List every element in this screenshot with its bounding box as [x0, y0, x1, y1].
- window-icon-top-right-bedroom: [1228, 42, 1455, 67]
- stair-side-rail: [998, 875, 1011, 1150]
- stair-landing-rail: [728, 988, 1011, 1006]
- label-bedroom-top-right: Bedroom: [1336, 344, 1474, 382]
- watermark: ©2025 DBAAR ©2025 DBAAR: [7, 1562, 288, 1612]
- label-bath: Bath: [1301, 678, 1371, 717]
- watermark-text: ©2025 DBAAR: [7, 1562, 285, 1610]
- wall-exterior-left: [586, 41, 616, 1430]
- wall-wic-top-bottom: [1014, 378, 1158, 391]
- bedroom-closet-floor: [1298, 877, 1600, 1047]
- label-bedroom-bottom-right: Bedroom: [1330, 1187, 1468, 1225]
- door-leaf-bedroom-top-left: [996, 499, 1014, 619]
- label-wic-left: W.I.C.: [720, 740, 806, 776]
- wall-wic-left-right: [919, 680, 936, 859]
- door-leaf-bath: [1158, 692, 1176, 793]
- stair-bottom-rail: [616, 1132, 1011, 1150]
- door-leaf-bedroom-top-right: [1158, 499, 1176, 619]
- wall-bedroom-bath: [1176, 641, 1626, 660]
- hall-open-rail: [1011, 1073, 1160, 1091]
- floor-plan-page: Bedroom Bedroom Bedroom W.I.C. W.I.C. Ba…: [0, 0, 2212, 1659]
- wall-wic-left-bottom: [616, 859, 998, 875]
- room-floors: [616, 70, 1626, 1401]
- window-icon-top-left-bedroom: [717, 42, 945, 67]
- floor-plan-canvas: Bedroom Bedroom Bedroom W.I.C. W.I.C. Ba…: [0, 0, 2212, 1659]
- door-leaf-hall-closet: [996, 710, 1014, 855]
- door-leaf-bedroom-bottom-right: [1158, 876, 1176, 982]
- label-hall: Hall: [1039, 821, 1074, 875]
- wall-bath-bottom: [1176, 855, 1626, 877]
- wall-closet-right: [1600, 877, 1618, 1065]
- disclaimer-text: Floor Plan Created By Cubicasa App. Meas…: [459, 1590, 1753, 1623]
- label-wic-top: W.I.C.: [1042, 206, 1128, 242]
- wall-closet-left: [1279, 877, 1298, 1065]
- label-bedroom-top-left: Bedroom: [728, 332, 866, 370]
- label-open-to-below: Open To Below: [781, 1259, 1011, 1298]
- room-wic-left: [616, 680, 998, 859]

* * *

--- Yönerge ---
Yukarıdaki verilerin bütün satırlarını hiçbir değişiklik yapmadan olduğu gibi yeniden yazınız.

--- Görevin çıktısı ---
List every element in this screenshot with its bounding box as [x0, y0, x1, y1].
- window-icon-top-right-bedroom: [1228, 42, 1455, 67]
- stair-side-rail: [998, 875, 1011, 1150]
- stair-landing-rail: [728, 988, 1011, 1006]
- label-bedroom-top-right: Bedroom: [1336, 344, 1474, 382]
- watermark: ©2025 DBAAR ©2025 DBAAR: [7, 1562, 288, 1612]
- label-bath: Bath: [1301, 678, 1371, 717]
- watermark-text: ©2025 DBAAR: [7, 1562, 285, 1610]
- wall-exterior-left: [586, 41, 616, 1430]
- wall-wic-top-bottom: [1014, 378, 1158, 391]
- bedroom-closet-floor: [1298, 877, 1600, 1047]
- label-bedroom-bottom-right: Bedroom: [1330, 1187, 1468, 1225]
- door-leaf-bedroom-top-left: [996, 499, 1014, 619]
- label-wic-left: W.I.C.: [720, 740, 806, 776]
- wall-wic-left-right: [919, 680, 936, 859]
- door-leaf-bath: [1158, 692, 1176, 793]
- stair-bottom-rail: [616, 1132, 1011, 1150]
- door-leaf-bedroom-top-right: [1158, 499, 1176, 619]
- wall-bedroom-bath: [1176, 641, 1626, 660]
- hall-open-rail: [1011, 1073, 1160, 1091]
- floor-plan-page: Bedroom Bedroom Bedroom W.I.C. W.I.C. Ba…: [0, 0, 2212, 1659]
- wall-wic-left-bottom: [616, 859, 998, 875]
- room-floors: [616, 70, 1626, 1401]
- window-icon-top-left-bedroom: [717, 42, 945, 67]
- floor-plan-canvas: Bedroom Bedroom Bedroom W.I.C. W.I.C. Ba…: [0, 0, 2212, 1659]
- door-leaf-hall-closet: [996, 710, 1014, 855]
- door-leaf-bedroom-bottom-right: [1158, 876, 1176, 982]
- label-hall: Hall: [1039, 821, 1074, 875]
- wall-bath-bottom: [1176, 855, 1626, 877]
- wall-closet-right: [1600, 877, 1618, 1065]
- disclaimer-text: Floor Plan Created By Cubicasa App. Meas…: [459, 1590, 1753, 1623]
- label-wic-top: W.I.C.: [1042, 206, 1128, 242]
- wall-closet-left: [1279, 877, 1298, 1065]
- label-bedroom-top-left: Bedroom: [728, 332, 866, 370]
- label-open-to-below: Open To Below: [781, 1259, 1011, 1298]
- room-wic-left: [616, 680, 998, 859]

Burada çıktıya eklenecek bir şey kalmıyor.